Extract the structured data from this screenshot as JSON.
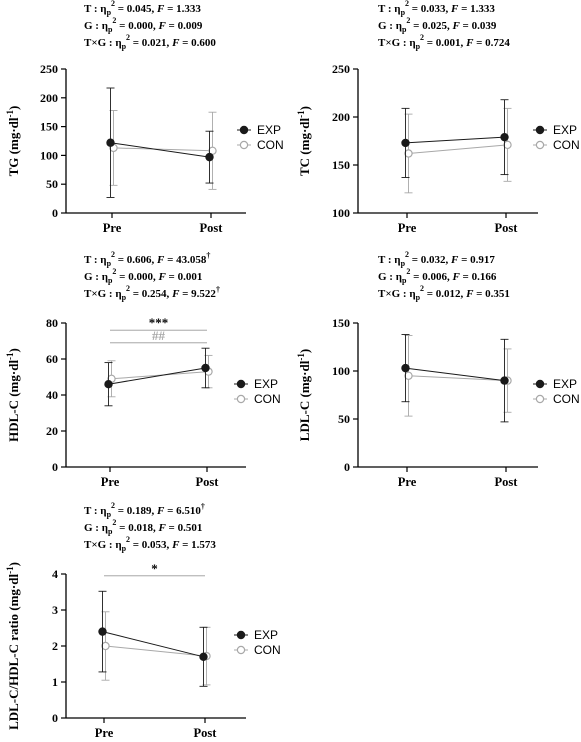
{
  "legend": [
    {
      "name": "EXP",
      "color": "#1a1a1a",
      "filled": true
    },
    {
      "name": "CON",
      "color": "#a8a8a8",
      "filled": false
    }
  ],
  "chart_data": [
    {
      "type": "line",
      "ylabel": "TG (mg·dl",
      "ylabel_sup": "-1",
      "categories": [
        "Pre",
        "Post"
      ],
      "ylim": [
        0,
        250
      ],
      "yticks": [
        0,
        50,
        100,
        150,
        200,
        250
      ],
      "series": [
        {
          "name": "EXP",
          "values": [
            122,
            97
          ],
          "errors": [
            95,
            45
          ]
        },
        {
          "name": "CON",
          "values": [
            113,
            108
          ],
          "errors": [
            65,
            67
          ]
        }
      ],
      "stats": [
        {
          "prefix": "T : η",
          "post": " = 0.045, ",
          "f": "F",
          "fval": " = 1.333",
          "mark": ""
        },
        {
          "prefix": "G : η",
          "post": " = 0.000, ",
          "f": "F",
          "fval": " = 0.009",
          "mark": ""
        },
        {
          "prefix": "T×G : η",
          "post": " = 0.021, ",
          "f": "F",
          "fval": " = 0.600",
          "mark": ""
        }
      ],
      "annotations": []
    },
    {
      "type": "line",
      "ylabel": "TC (mg·dl",
      "ylabel_sup": "-1",
      "categories": [
        "Pre",
        "Post"
      ],
      "ylim": [
        100,
        250
      ],
      "yticks": [
        100,
        150,
        200,
        250
      ],
      "series": [
        {
          "name": "EXP",
          "values": [
            173,
            179
          ],
          "errors": [
            36,
            39
          ]
        },
        {
          "name": "CON",
          "values": [
            162,
            171
          ],
          "errors": [
            41,
            38
          ]
        }
      ],
      "stats": [
        {
          "prefix": "T : η",
          "post": " = 0.033, ",
          "f": "F",
          "fval": " = 1.333",
          "mark": ""
        },
        {
          "prefix": "G : η",
          "post": " = 0.025, ",
          "f": "F",
          "fval": " = 0.039",
          "mark": ""
        },
        {
          "prefix": "T×G : η",
          "post": " = 0.001, ",
          "f": "F",
          "fval": " = 0.724",
          "mark": ""
        }
      ],
      "annotations": []
    },
    {
      "type": "line",
      "ylabel": "HDL-C (mg·dl",
      "ylabel_sup": "-1",
      "categories": [
        "Pre",
        "Post"
      ],
      "ylim": [
        0,
        80
      ],
      "yticks": [
        0,
        20,
        40,
        60,
        80
      ],
      "series": [
        {
          "name": "EXP",
          "values": [
            46,
            55
          ],
          "errors": [
            12,
            11
          ]
        },
        {
          "name": "CON",
          "values": [
            49,
            53
          ],
          "errors": [
            10,
            9
          ]
        }
      ],
      "stats": [
        {
          "prefix": "T : η",
          "post": " = 0.606, ",
          "f": "F",
          "fval": " = 43.058",
          "mark": "†"
        },
        {
          "prefix": "G : η",
          "post": " = 0.000, ",
          "f": "F",
          "fval": " = 0.001",
          "mark": ""
        },
        {
          "prefix": "T×G : η",
          "post": " = 0.254, ",
          "f": "F",
          "fval": " = 9.522",
          "mark": "†"
        }
      ],
      "annotations": [
        {
          "label": "***",
          "color": "#000000",
          "y": 76
        },
        {
          "label": "##",
          "color": "#a8a8a8",
          "y": 69
        }
      ]
    },
    {
      "type": "line",
      "ylabel": "LDL-C (mg·dl",
      "ylabel_sup": "-1",
      "categories": [
        "Pre",
        "Post"
      ],
      "ylim": [
        0,
        150
      ],
      "yticks": [
        0,
        50,
        100,
        150
      ],
      "series": [
        {
          "name": "EXP",
          "values": [
            103,
            90
          ],
          "errors": [
            35,
            43
          ]
        },
        {
          "name": "CON",
          "values": [
            95,
            90
          ],
          "errors": [
            42,
            33
          ]
        }
      ],
      "stats": [
        {
          "prefix": "T : η",
          "post": " = 0.032, ",
          "f": "F",
          "fval": " = 0.917",
          "mark": ""
        },
        {
          "prefix": "G : η",
          "post": " = 0.006, ",
          "f": "F",
          "fval": " = 0.166",
          "mark": ""
        },
        {
          "prefix": "T×G : η",
          "post": " = 0.012, ",
          "f": "F",
          "fval": " = 0.351",
          "mark": ""
        }
      ],
      "annotations": []
    },
    {
      "type": "line",
      "ylabel": "LDL-C/HDL-C ratio (mg·dl",
      "ylabel_sup": "-1",
      "categories": [
        "Pre",
        "Post"
      ],
      "ylim": [
        0,
        4
      ],
      "yticks": [
        0,
        1,
        2,
        3,
        4
      ],
      "series": [
        {
          "name": "EXP",
          "values": [
            2.4,
            1.7
          ],
          "errors": [
            1.12,
            0.82
          ]
        },
        {
          "name": "CON",
          "values": [
            2.0,
            1.72
          ],
          "errors": [
            0.95,
            0.8
          ]
        }
      ],
      "stats": [
        {
          "prefix": "T : η",
          "post": " = 0.189, ",
          "f": "F",
          "fval": " = 6.510",
          "mark": "†"
        },
        {
          "prefix": "G : η",
          "post": " = 0.018, ",
          "f": "F",
          "fval": " = 0.501",
          "mark": ""
        },
        {
          "prefix": "T×G : η",
          "post": " = 0.053, ",
          "f": "F",
          "fval": " = 1.573",
          "mark": ""
        }
      ],
      "annotations": [
        {
          "label": "*",
          "color": "#000000",
          "y": 3.95
        }
      ]
    }
  ]
}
------------
## The request
Nothing in the entries should change as you copy them, except that the pictures are left out.

## Expected output
Extract the structured data from this screenshot as JSON.
{
  "legend": [
    {
      "name": "EXP",
      "color": "#1a1a1a",
      "filled": true
    },
    {
      "name": "CON",
      "color": "#a8a8a8",
      "filled": false
    }
  ],
  "chart_data": [
    {
      "type": "line",
      "ylabel": "TG (mg·dl",
      "ylabel_sup": "-1",
      "categories": [
        "Pre",
        "Post"
      ],
      "ylim": [
        0,
        250
      ],
      "yticks": [
        0,
        50,
        100,
        150,
        200,
        250
      ],
      "series": [
        {
          "name": "EXP",
          "values": [
            122,
            97
          ],
          "errors": [
            95,
            45
          ]
        },
        {
          "name": "CON",
          "values": [
            113,
            108
          ],
          "errors": [
            65,
            67
          ]
        }
      ],
      "stats": [
        {
          "prefix": "T : η",
          "post": " = 0.045, ",
          "f": "F",
          "fval": " = 1.333",
          "mark": ""
        },
        {
          "prefix": "G : η",
          "post": " = 0.000, ",
          "f": "F",
          "fval": " = 0.009",
          "mark": ""
        },
        {
          "prefix": "T×G : η",
          "post": " = 0.021, ",
          "f": "F",
          "fval": " = 0.600",
          "mark": ""
        }
      ],
      "annotations": []
    },
    {
      "type": "line",
      "ylabel": "TC (mg·dl",
      "ylabel_sup": "-1",
      "categories": [
        "Pre",
        "Post"
      ],
      "ylim": [
        100,
        250
      ],
      "yticks": [
        100,
        150,
        200,
        250
      ],
      "series": [
        {
          "name": "EXP",
          "values": [
            173,
            179
          ],
          "errors": [
            36,
            39
          ]
        },
        {
          "name": "CON",
          "values": [
            162,
            171
          ],
          "errors": [
            41,
            38
          ]
        }
      ],
      "stats": [
        {
          "prefix": "T : η",
          "post": " = 0.033, ",
          "f": "F",
          "fval": " = 1.333",
          "mark": ""
        },
        {
          "prefix": "G : η",
          "post": " = 0.025, ",
          "f": "F",
          "fval": " = 0.039",
          "mark": ""
        },
        {
          "prefix": "T×G : η",
          "post": " = 0.001, ",
          "f": "F",
          "fval": " = 0.724",
          "mark": ""
        }
      ],
      "annotations": []
    },
    {
      "type": "line",
      "ylabel": "HDL-C (mg·dl",
      "ylabel_sup": "-1",
      "categories": [
        "Pre",
        "Post"
      ],
      "ylim": [
        0,
        80
      ],
      "yticks": [
        0,
        20,
        40,
        60,
        80
      ],
      "series": [
        {
          "name": "EXP",
          "values": [
            46,
            55
          ],
          "errors": [
            12,
            11
          ]
        },
        {
          "name": "CON",
          "values": [
            49,
            53
          ],
          "errors": [
            10,
            9
          ]
        }
      ],
      "stats": [
        {
          "prefix": "T : η",
          "post": " = 0.606, ",
          "f": "F",
          "fval": " = 43.058",
          "mark": "†"
        },
        {
          "prefix": "G : η",
          "post": " = 0.000, ",
          "f": "F",
          "fval": " = 0.001",
          "mark": ""
        },
        {
          "prefix": "T×G : η",
          "post": " = 0.254, ",
          "f": "F",
          "fval": " = 9.522",
          "mark": "†"
        }
      ],
      "annotations": [
        {
          "label": "***",
          "color": "#000000",
          "y": 76
        },
        {
          "label": "##",
          "color": "#a8a8a8",
          "y": 69
        }
      ]
    },
    {
      "type": "line",
      "ylabel": "LDL-C (mg·dl",
      "ylabel_sup": "-1",
      "categories": [
        "Pre",
        "Post"
      ],
      "ylim": [
        0,
        150
      ],
      "yticks": [
        0,
        50,
        100,
        150
      ],
      "series": [
        {
          "name": "EXP",
          "values": [
            103,
            90
          ],
          "errors": [
            35,
            43
          ]
        },
        {
          "name": "CON",
          "values": [
            95,
            90
          ],
          "errors": [
            42,
            33
          ]
        }
      ],
      "stats": [
        {
          "prefix": "T : η",
          "post": " = 0.032, ",
          "f": "F",
          "fval": " = 0.917",
          "mark": ""
        },
        {
          "prefix": "G : η",
          "post": " = 0.006, ",
          "f": "F",
          "fval": " = 0.166",
          "mark": ""
        },
        {
          "prefix": "T×G : η",
          "post": " = 0.012, ",
          "f": "F",
          "fval": " = 0.351",
          "mark": ""
        }
      ],
      "annotations": []
    },
    {
      "type": "line",
      "ylabel": "LDL-C/HDL-C ratio (mg·dl",
      "ylabel_sup": "-1",
      "categories": [
        "Pre",
        "Post"
      ],
      "ylim": [
        0,
        4
      ],
      "yticks": [
        0,
        1,
        2,
        3,
        4
      ],
      "series": [
        {
          "name": "EXP",
          "values": [
            2.4,
            1.7
          ],
          "errors": [
            1.12,
            0.82
          ]
        },
        {
          "name": "CON",
          "values": [
            2.0,
            1.72
          ],
          "errors": [
            0.95,
            0.8
          ]
        }
      ],
      "stats": [
        {
          "prefix": "T : η",
          "post": " = 0.189, ",
          "f": "F",
          "fval": " = 6.510",
          "mark": "†"
        },
        {
          "prefix": "G : η",
          "post": " = 0.018, ",
          "f": "F",
          "fval": " = 0.501",
          "mark": ""
        },
        {
          "prefix": "T×G : η",
          "post": " = 0.053, ",
          "f": "F",
          "fval": " = 1.573",
          "mark": ""
        }
      ],
      "annotations": [
        {
          "label": "*",
          "color": "#000000",
          "y": 3.95
        }
      ]
    }
  ]
}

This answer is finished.